» **GIVEN TASK**
Go through the listing beneath this task and return every line that carries the string "name".

» **EXTRACTED MATERIAL**
■ ■ ■ ■ ■

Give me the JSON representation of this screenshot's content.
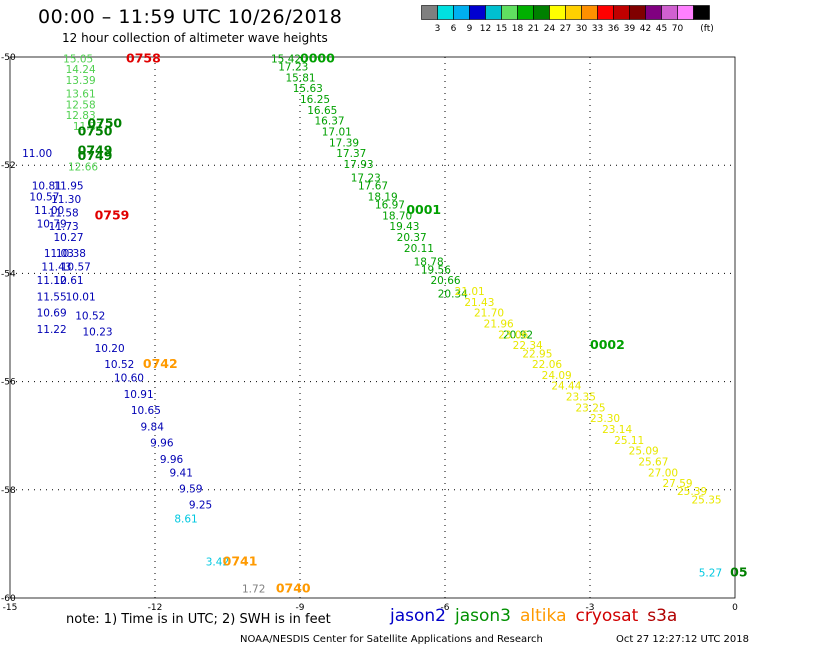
{
  "header": {
    "title": "00:00 – 11:59 UTC 10/26/2018",
    "subtitle": "12 hour collection of altimeter wave heights"
  },
  "colorbar": {
    "unit_label": "(ft)",
    "colors": [
      "#808080",
      "#00e0e0",
      "#00b0f0",
      "#0000d0",
      "#00c0d0",
      "#60e060",
      "#00b000",
      "#008000",
      "#ffff00",
      "#ffd000",
      "#ff9000",
      "#ff0000",
      "#c00000",
      "#800000",
      "#800080",
      "#d060d0",
      "#ff80ff",
      "#000000"
    ],
    "labels": [
      "3",
      "6",
      "9",
      "12",
      "15",
      "18",
      "21",
      "24",
      "27",
      "30",
      "33",
      "36",
      "39",
      "42",
      "45",
      "70"
    ]
  },
  "note": "note:  1) Time is in UTC;  2) SWH is in feet",
  "legend": [
    {
      "name": "jason2",
      "color": "#0000c8"
    },
    {
      "name": "jason3",
      "color": "#009000"
    },
    {
      "name": "altika",
      "color": "#ff9a00"
    },
    {
      "name": "cryosat",
      "color": "#d00000"
    },
    {
      "name": "s3a",
      "color": "#b00000"
    }
  ],
  "footer": {
    "left": "NOAA/NESDIS Center for Satellite Applications and Research",
    "right": "Oct 27 12:27:12 UTC 2018"
  },
  "chart_data": {
    "type": "scatter",
    "xlim": [
      -15,
      0
    ],
    "ylim": [
      -60,
      -50
    ],
    "x_ticks": [
      "-15",
      "-12",
      "-9",
      "-6",
      "-3",
      "0"
    ],
    "y_ticks": [
      "-50",
      "-52",
      "-54",
      "-56",
      "-58",
      "-60"
    ],
    "grid": true,
    "series": [
      {
        "name": "jason3",
        "color": "#00a000",
        "points": [
          {
            "x": -9.6,
            "y": -50.1,
            "v": "15.42"
          },
          {
            "x": -9.45,
            "y": -50.25,
            "v": "17.23"
          },
          {
            "x": -9.3,
            "y": -50.45,
            "v": "15.81"
          },
          {
            "x": -9.15,
            "y": -50.65,
            "v": "15.63"
          },
          {
            "x": -9.0,
            "y": -50.85,
            "v": "16.25"
          },
          {
            "x": -8.85,
            "y": -51.05,
            "v": "16.65"
          },
          {
            "x": -8.7,
            "y": -51.25,
            "v": "16.37"
          },
          {
            "x": -8.55,
            "y": -51.45,
            "v": "17.01"
          },
          {
            "x": -8.4,
            "y": -51.65,
            "v": "17.39"
          },
          {
            "x": -8.25,
            "y": -51.85,
            "v": "17.37"
          },
          {
            "x": -8.1,
            "y": -52.05,
            "v": "17.93"
          },
          {
            "x": -7.95,
            "y": -52.3,
            "v": "17.23"
          },
          {
            "x": -7.8,
            "y": -52.45,
            "v": "17.67"
          },
          {
            "x": -7.6,
            "y": -52.65,
            "v": "18.19"
          },
          {
            "x": -7.45,
            "y": -52.8,
            "v": "16.97"
          },
          {
            "x": -7.3,
            "y": -53.0,
            "v": "18.70"
          },
          {
            "x": -7.15,
            "y": -53.2,
            "v": "19.43"
          },
          {
            "x": -7.0,
            "y": -53.4,
            "v": "20.37"
          },
          {
            "x": -6.85,
            "y": -53.6,
            "v": "20.11"
          },
          {
            "x": -6.65,
            "y": -53.85,
            "v": "18.78"
          },
          {
            "x": -6.5,
            "y": -54.0,
            "v": "19.56"
          },
          {
            "x": -6.3,
            "y": -54.2,
            "v": "20.66"
          },
          {
            "x": -6.15,
            "y": -54.45,
            "v": "20.34"
          },
          {
            "x": -4.8,
            "y": -55.2,
            "v": "20.92"
          }
        ],
        "times": [
          {
            "x": -9.0,
            "y": -50.1,
            "t": "0000"
          },
          {
            "x": -6.8,
            "y": -52.9,
            "t": "0001"
          },
          {
            "x": -3.0,
            "y": -55.4,
            "t": "0002"
          }
        ]
      },
      {
        "name": "altika",
        "color": "#e8e800",
        "points": [
          {
            "x": -5.8,
            "y": -54.4,
            "v": "21.01"
          },
          {
            "x": -5.6,
            "y": -54.6,
            "v": "21.43"
          },
          {
            "x": -5.4,
            "y": -54.8,
            "v": "21.70"
          },
          {
            "x": -5.2,
            "y": -55.0,
            "v": "21.96"
          },
          {
            "x": -4.9,
            "y": -55.2,
            "v": "23.06"
          },
          {
            "x": -4.6,
            "y": -55.4,
            "v": "22.34"
          },
          {
            "x": -4.4,
            "y": -55.55,
            "v": "22.95"
          },
          {
            "x": -4.2,
            "y": -55.75,
            "v": "22.06"
          },
          {
            "x": -4.0,
            "y": -55.95,
            "v": "24.09"
          },
          {
            "x": -3.8,
            "y": -56.15,
            "v": "24.44"
          },
          {
            "x": -3.5,
            "y": -56.35,
            "v": "23.35"
          },
          {
            "x": -3.3,
            "y": -56.55,
            "v": "23.25"
          },
          {
            "x": -3.0,
            "y": -56.75,
            "v": "23.30"
          },
          {
            "x": -2.75,
            "y": -56.95,
            "v": "23.14"
          },
          {
            "x": -2.5,
            "y": -57.15,
            "v": "25.11"
          },
          {
            "x": -2.2,
            "y": -57.35,
            "v": "25.09"
          },
          {
            "x": -2.0,
            "y": -57.55,
            "v": "25.67"
          },
          {
            "x": -1.8,
            "y": -57.75,
            "v": "27.00"
          },
          {
            "x": -1.5,
            "y": -57.95,
            "v": "27.59"
          },
          {
            "x": -1.2,
            "y": -58.1,
            "v": "25.39"
          },
          {
            "x": -0.9,
            "y": -58.25,
            "v": "25.35"
          }
        ]
      },
      {
        "name": "jason2",
        "color": "#0000b4",
        "points": [
          {
            "x": -14.75,
            "y": -51.85,
            "v": "11.00"
          },
          {
            "x": -14.55,
            "y": -52.45,
            "v": "10.81"
          },
          {
            "x": -14.6,
            "y": -52.65,
            "v": "10.57"
          },
          {
            "x": -14.1,
            "y": -52.45,
            "v": "11.95"
          },
          {
            "x": -14.15,
            "y": -52.7,
            "v": "11.30"
          },
          {
            "x": -14.2,
            "y": -52.95,
            "v": "11.58"
          },
          {
            "x": -14.5,
            "y": -52.9,
            "v": "11.00"
          },
          {
            "x": -14.45,
            "y": -53.15,
            "v": "10.79"
          },
          {
            "x": -14.2,
            "y": -53.2,
            "v": "11.73"
          },
          {
            "x": -14.1,
            "y": -53.4,
            "v": "10.27"
          },
          {
            "x": -14.3,
            "y": -53.7,
            "v": "11.03"
          },
          {
            "x": -14.05,
            "y": -53.7,
            "v": "10.38"
          },
          {
            "x": -14.35,
            "y": -53.95,
            "v": "11.43"
          },
          {
            "x": -13.95,
            "y": -53.95,
            "v": "10.57"
          },
          {
            "x": -14.45,
            "y": -54.2,
            "v": "11.12"
          },
          {
            "x": -14.1,
            "y": -54.2,
            "v": "10.61"
          },
          {
            "x": -14.45,
            "y": -54.5,
            "v": "11.55"
          },
          {
            "x": -13.85,
            "y": -54.5,
            "v": "10.01"
          },
          {
            "x": -14.45,
            "y": -54.8,
            "v": "10.69"
          },
          {
            "x": -13.65,
            "y": -54.85,
            "v": "10.52"
          },
          {
            "x": -14.45,
            "y": -55.1,
            "v": "11.22"
          },
          {
            "x": -13.5,
            "y": -55.15,
            "v": "10.23"
          },
          {
            "x": -13.25,
            "y": -55.45,
            "v": "10.20"
          },
          {
            "x": -13.05,
            "y": -55.75,
            "v": "10.52"
          },
          {
            "x": -12.85,
            "y": -56.0,
            "v": "10.60"
          },
          {
            "x": -12.65,
            "y": -56.3,
            "v": "10.91"
          },
          {
            "x": -12.5,
            "y": -56.6,
            "v": "10.65"
          },
          {
            "x": -12.3,
            "y": -56.9,
            "v": "9.84"
          },
          {
            "x": -12.1,
            "y": -57.2,
            "v": "9.96"
          },
          {
            "x": -11.9,
            "y": -57.5,
            "v": "9.96"
          },
          {
            "x": -11.7,
            "y": -57.75,
            "v": "9.41"
          },
          {
            "x": -11.5,
            "y": -58.05,
            "v": "9.59"
          },
          {
            "x": -11.3,
            "y": -58.35,
            "v": "9.25"
          }
        ]
      },
      {
        "name": "cyan",
        "color": "#00c8e0",
        "points": [
          {
            "x": -11.6,
            "y": -58.6,
            "v": "8.61"
          },
          {
            "x": -10.95,
            "y": -59.4,
            "v": "3.42"
          },
          {
            "x": -0.75,
            "y": -59.6,
            "v": "5.27"
          }
        ]
      },
      {
        "name": "lightgreen",
        "color": "#50d050",
        "points": [
          {
            "x": -13.9,
            "y": -50.1,
            "v": "15.05"
          },
          {
            "x": -13.85,
            "y": -50.3,
            "v": "14.24"
          },
          {
            "x": -13.85,
            "y": -50.5,
            "v": "13.39"
          },
          {
            "x": -13.85,
            "y": -50.75,
            "v": "13.61"
          },
          {
            "x": -13.85,
            "y": -50.95,
            "v": "12.58"
          },
          {
            "x": -13.85,
            "y": -51.15,
            "v": "12.83"
          },
          {
            "x": -13.7,
            "y": -51.35,
            "v": "11.37"
          },
          {
            "x": -13.8,
            "y": -52.1,
            "v": "12.66"
          }
        ]
      },
      {
        "name": "gray",
        "color": "#808080",
        "points": [
          {
            "x": -10.2,
            "y": -59.9,
            "v": "1.72"
          }
        ]
      }
    ],
    "time_labels": [
      {
        "x": -12.6,
        "y": -50.1,
        "t": "0758",
        "color": "#e00000"
      },
      {
        "x": -13.4,
        "y": -51.3,
        "t": "0750",
        "color": "#008000"
      },
      {
        "x": -13.6,
        "y": -51.45,
        "t": "0750",
        "color": "#008000"
      },
      {
        "x": -13.6,
        "y": -51.8,
        "t": "0749",
        "color": "#008000"
      },
      {
        "x": -13.6,
        "y": -51.9,
        "t": "0749",
        "color": "#008000"
      },
      {
        "x": -13.25,
        "y": -53.0,
        "t": "0759",
        "color": "#e00000"
      },
      {
        "x": -12.25,
        "y": -55.75,
        "t": "0742",
        "color": "#ff9a00"
      },
      {
        "x": -10.6,
        "y": -59.4,
        "t": "0741",
        "color": "#ff9a00"
      },
      {
        "x": -9.5,
        "y": -59.9,
        "t": "0740",
        "color": "#ff9a00"
      },
      {
        "x": -0.1,
        "y": -59.6,
        "t": "05",
        "color": "#008000"
      }
    ]
  }
}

■ ■ ■ ■ ■

» **REPLY TO THE EXERCISE**
      "name": "jason2",
      "name": "jason3",
      "name": "altika",
      "name": "cryosat",
      "name": "s3a",
        "name": "jason3",
        "name": "altika",
        "name": "jason2",
        "name": "cyan",
        "name": "lightgreen",
        "name": "gray",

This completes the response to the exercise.